--- Begin INPUT RECORDS ---

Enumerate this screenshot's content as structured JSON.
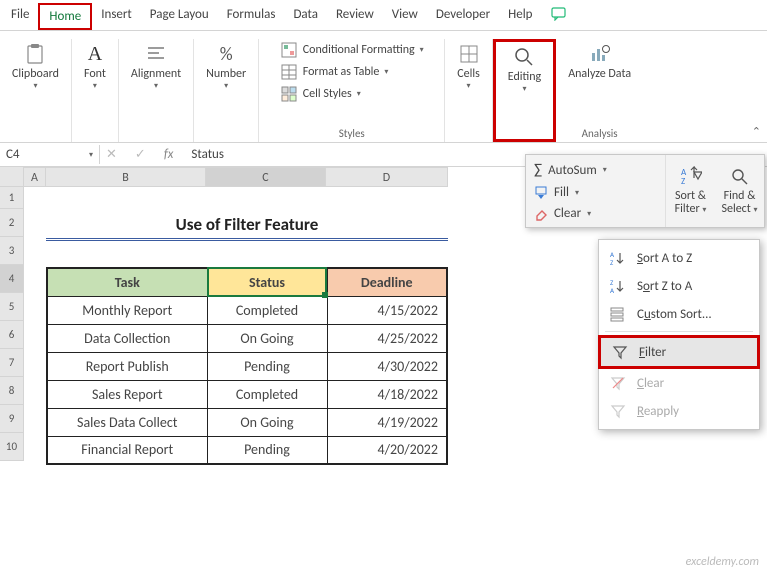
{
  "tabs": [
    "File",
    "Home",
    "Insert",
    "Page Layou",
    "Formulas",
    "Data",
    "Review",
    "View",
    "Developer",
    "Help"
  ],
  "ribbon": {
    "clipboard": "Clipboard",
    "font": "Font",
    "alignment": "Alignment",
    "number": "Number",
    "styles_lbl": "Styles",
    "cond_fmt": "Conditional Formatting",
    "fmt_table": "Format as Table",
    "cell_styles": "Cell Styles",
    "cells": "Cells",
    "editing": "Editing",
    "analyze": "Analyze Data",
    "analysis_lbl": "Analysis"
  },
  "namebox": "C4",
  "formula_val": "Status",
  "title": "Use of Filter Feature",
  "headers": {
    "task": "Task",
    "status": "Status",
    "deadline": "Deadline"
  },
  "rows": [
    {
      "task": "Monthly Report",
      "status": "Completed",
      "deadline": "4/15/2022"
    },
    {
      "task": "Data Collection",
      "status": "On Going",
      "deadline": "4/25/2022"
    },
    {
      "task": "Report Publish",
      "status": "Pending",
      "deadline": "4/30/2022"
    },
    {
      "task": "Sales Report",
      "status": "Completed",
      "deadline": "4/18/2022"
    },
    {
      "task": "Sales Data Collect",
      "status": "On Going",
      "deadline": "4/19/2022"
    },
    {
      "task": "Financial Report",
      "status": "Pending",
      "deadline": "4/20/2022"
    }
  ],
  "dd1": {
    "autosum": "AutoSum",
    "fill": "Fill",
    "clear": "Clear",
    "sortfilter": "Sort & Filter",
    "findselect": "Find & Select"
  },
  "dd2": {
    "sortaz": "Sort A to Z",
    "sortza": "Sort Z to A",
    "custom": "Custom Sort...",
    "filter": "Filter",
    "clear": "Clear",
    "reapply": "Reapply"
  },
  "dd2_keys": {
    "s": "S",
    "o": "o",
    "u": "u",
    "f": "F",
    "c": "C",
    "r": "R"
  },
  "cols": [
    "A",
    "B",
    "C",
    "D"
  ],
  "rownums": [
    "1",
    "2",
    "3",
    "4",
    "5",
    "6",
    "7",
    "8",
    "9",
    "10"
  ],
  "watermark": "exceldemy.com"
}
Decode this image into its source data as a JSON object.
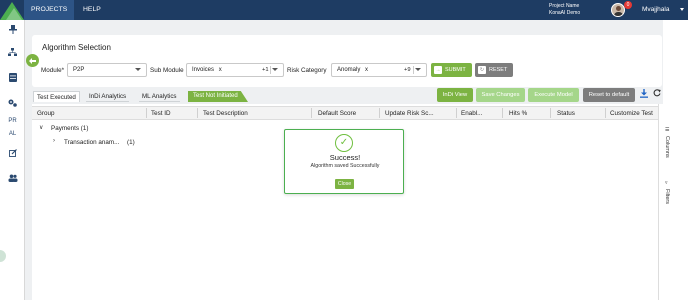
{
  "colors": {
    "nav_bg": "#1e3c63",
    "accent_green": "#7cb342",
    "grey_button": "#7d7d7d",
    "light_green_button": "#a5d68a",
    "link_blue": "#1e63c4"
  },
  "topnav": {
    "tabs": [
      {
        "label": "PROJECTS"
      },
      {
        "label": "HELP"
      }
    ],
    "project_label": "Project Name",
    "project_value": "KonaAI Demo",
    "notification_count": "0",
    "user_name": "Mvajjhala"
  },
  "sidebar": {
    "items": [
      {
        "icon": "pin-icon"
      },
      {
        "icon": "hierarchy-icon"
      },
      {
        "icon": "database-icon"
      },
      {
        "icon": "settings-icon"
      },
      {
        "label": "PR"
      },
      {
        "label": "AL"
      },
      {
        "icon": "edit-icon"
      },
      {
        "icon": "users-icon"
      }
    ]
  },
  "selection": {
    "title": "Algorithm Selection",
    "module_label": "Module*",
    "module_value": "P2P",
    "submodule_label": "Sub Module",
    "submodule_value": "Invoices",
    "submodule_extra": "+1",
    "risk_label": "Risk Category",
    "risk_value": "Anomaly",
    "risk_extra": "+9",
    "remove_glyph": "x",
    "submit_label": "SUBMIT",
    "reset_label": "RESET"
  },
  "tabs": [
    {
      "label": "Test Executed"
    },
    {
      "label": "InDi Analytics"
    },
    {
      "label": "ML Analytics"
    },
    {
      "label": "Test Not Initiated"
    }
  ],
  "actions": {
    "indi_view": "InDi View",
    "save_changes": "Save Changes",
    "execute_model": "Execute Model",
    "reset_default": "Reset to default"
  },
  "table": {
    "columns": [
      "Group",
      "Test ID",
      "Test Description",
      "Default Score",
      "Update Risk Sc...",
      "Enabl...",
      "Hits %",
      "Status",
      "Customize Test"
    ],
    "group_row": "Payments (1)",
    "sub_row": "Transaction anam...",
    "sub_row_count": "(1)"
  },
  "right_panel": {
    "columns_label": "Columns",
    "filters_label": "Filters"
  },
  "modal": {
    "title": "Success!",
    "message": "Algorithm saved Successfully",
    "close_label": "Close"
  }
}
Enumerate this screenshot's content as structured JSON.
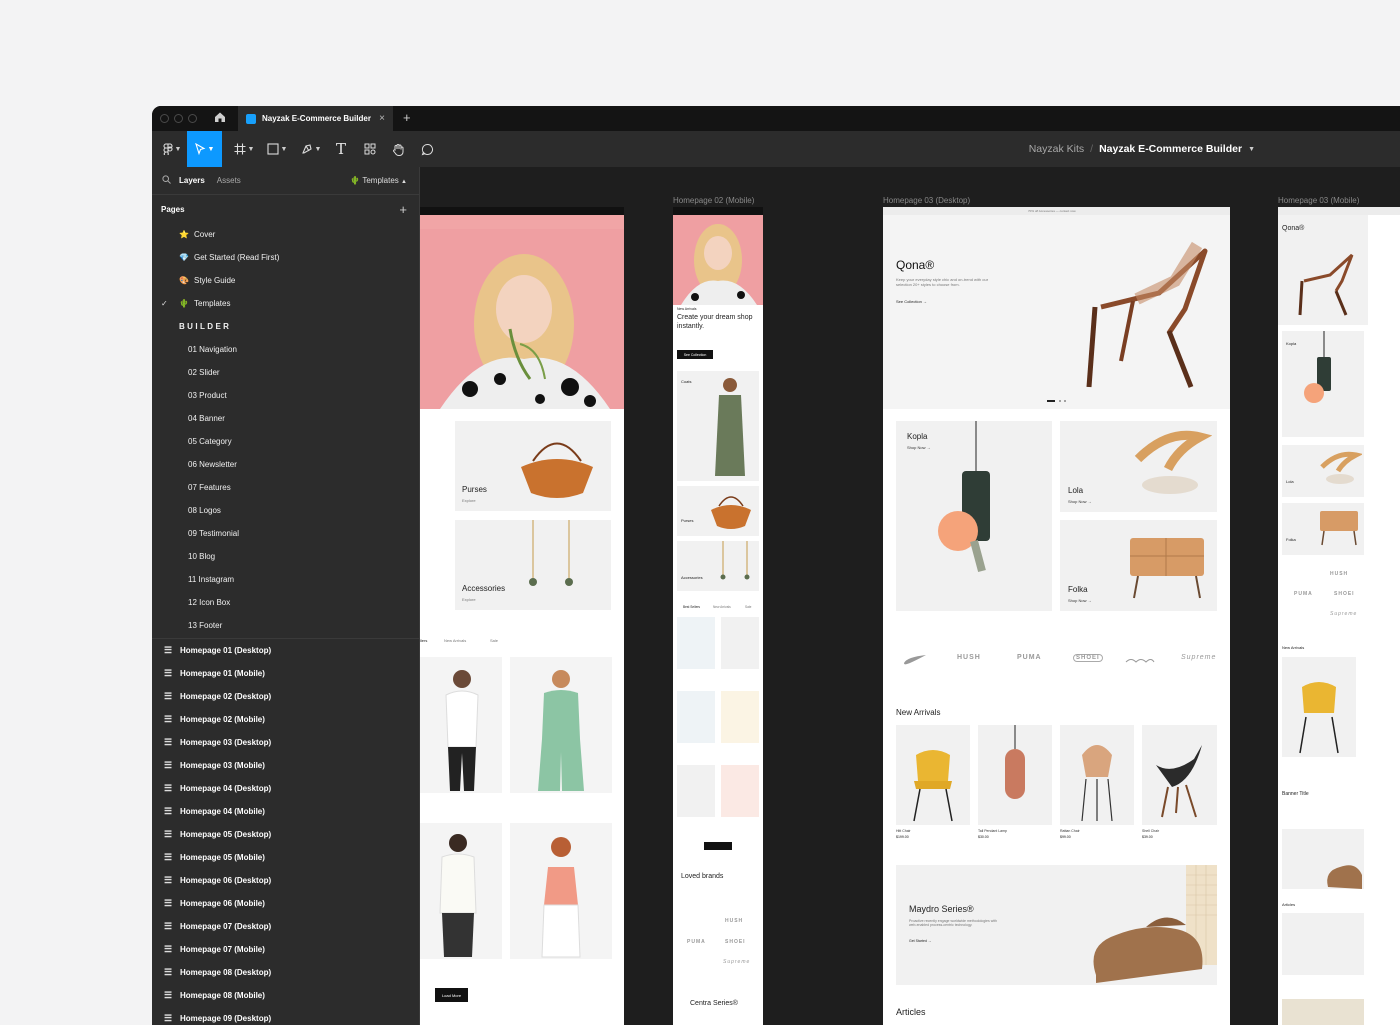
{
  "window": {
    "tab_title": "Nayzak E-Commerce Builder",
    "tab_close": "×",
    "new_tab": "+"
  },
  "toolbar": {
    "tools": [
      "figma-menu",
      "move",
      "frame",
      "shape",
      "pen",
      "text",
      "resources",
      "hand",
      "comment"
    ],
    "text_tool_glyph": "T",
    "breadcrumb_project": "Nayzak Kits",
    "breadcrumb_separator": "/",
    "breadcrumb_file": "Nayzak E-Commerce Builder",
    "accent": "#0d99ff"
  },
  "panel": {
    "tab_layers": "Layers",
    "tab_assets": "Assets",
    "current_page": "Templates",
    "pages_heading": "Pages",
    "add_glyph": "+",
    "pages": [
      {
        "label": "Cover",
        "emoji": "⭐",
        "indent": 1
      },
      {
        "label": "Get Started (Read First)",
        "emoji": "💎",
        "indent": 1
      },
      {
        "label": "Style Guide",
        "emoji": "🎨",
        "indent": 1
      },
      {
        "label": "Templates",
        "emoji": "🌵",
        "indent": 1,
        "checked": true
      },
      {
        "label": "BUILDER",
        "emoji": "",
        "indent": 1,
        "section": true
      },
      {
        "label": "01 Navigation",
        "indent": 2
      },
      {
        "label": "02  Slider",
        "indent": 2
      },
      {
        "label": "03  Product",
        "indent": 2
      },
      {
        "label": "04  Banner",
        "indent": 2
      },
      {
        "label": "05  Category",
        "indent": 2
      },
      {
        "label": "06 Newsletter",
        "indent": 2
      },
      {
        "label": "07 Features",
        "indent": 2
      },
      {
        "label": "08 Logos",
        "indent": 2
      },
      {
        "label": "09  Testimonial",
        "indent": 2
      },
      {
        "label": "10  Blog",
        "indent": 2
      },
      {
        "label": "11  Instagram",
        "indent": 2
      },
      {
        "label": "12 Icon Box",
        "indent": 2
      },
      {
        "label": "13  Footer",
        "indent": 2
      }
    ],
    "frames": [
      "Homepage 01 (Desktop)",
      "Homepage 01 (Mobile)",
      "Homepage 02 (Desktop)",
      "Homepage 02 (Mobile)",
      "Homepage 03 (Desktop)",
      "Homepage 03 (Mobile)",
      "Homepage 04 (Desktop)",
      "Homepage 04 (Mobile)",
      "Homepage 05 (Desktop)",
      "Homepage 05 (Mobile)",
      "Homepage 06 (Desktop)",
      "Homepage 06 (Mobile)",
      "Homepage 07 (Desktop)",
      "Homepage 07 (Mobile)",
      "Homepage 08 (Desktop)",
      "Homepage 08 (Mobile)",
      "Homepage 09 (Desktop)"
    ]
  },
  "canvas": {
    "frame_labels": {
      "h02_mobile": "Homepage 02 (Mobile)",
      "h03_desktop": "Homepage 03 (Desktop)",
      "h03_mobile": "Homepage 03 (Mobile)"
    },
    "h02_desktop": {
      "cat_purses": "Purses",
      "cat_accessories": "Accessories",
      "explore": "Explore",
      "tabs": [
        "llers",
        "New Arrivals",
        "Sale"
      ],
      "load_more": "Load More"
    },
    "h02_mobile": {
      "hero_tag": "New Arrivals",
      "hero_title": "Create your dream shop instantly.",
      "hero_button": "See Collection",
      "cat_coats": "Coats",
      "cat_purses": "Purses",
      "cat_accessories": "Accessories",
      "tabs": [
        "Best Sellers",
        "New Arrivals",
        "Sale"
      ],
      "loved_brands": "Loved brands",
      "centra": "Centra Series®"
    },
    "h03_desktop": {
      "topbar": "70% off Accessories — contact now",
      "brand": "Qona®",
      "hero_sub": "Keep your everyday style chic and on-trend with our selection 20+ styles to choose from.",
      "hero_link": "See Collection →",
      "cat_kopla": "Kopla",
      "cat_lola": "Lola",
      "cat_folka": "Folka",
      "shop_now": "Shop Now →",
      "brands": [
        "HUSH",
        "PUMA",
        "SHOEI",
        "Supreme"
      ],
      "new_arrivals": "New Arrivals",
      "products": [
        {
          "name": "Hitt Chair",
          "price": "$199.00"
        },
        {
          "name": "Tall Pendant Lamp",
          "price": "$30.00"
        },
        {
          "name": "Rattan Chair",
          "price": "$99.00"
        },
        {
          "name": "Shell Chair",
          "price": "$39.00"
        }
      ],
      "banner_title": "Maydro Series®",
      "banner_text": "Proactive recently engage worldwide methodologies with web-enabled process-centric technology.",
      "banner_link": "Get Started →",
      "articles": "Articles"
    },
    "h03_mobile": {
      "brand": "Qona®",
      "cat_kopla": "Kopla",
      "cat_lola": "Lola",
      "cat_folka": "Folka",
      "brands": [
        "HUSH",
        "PUMA",
        "SHOEI",
        "Supreme"
      ],
      "new_arrivals": "New Arrivals",
      "banner_title": "Banner Title",
      "articles": "Articles"
    }
  }
}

--- End INPUT RECORDS ---

GOAL: Copy out all lines above that include the string "InDi".

FULL ANSWER:
      "label": "InDi Analytics"
    "indi_view": "InDi View",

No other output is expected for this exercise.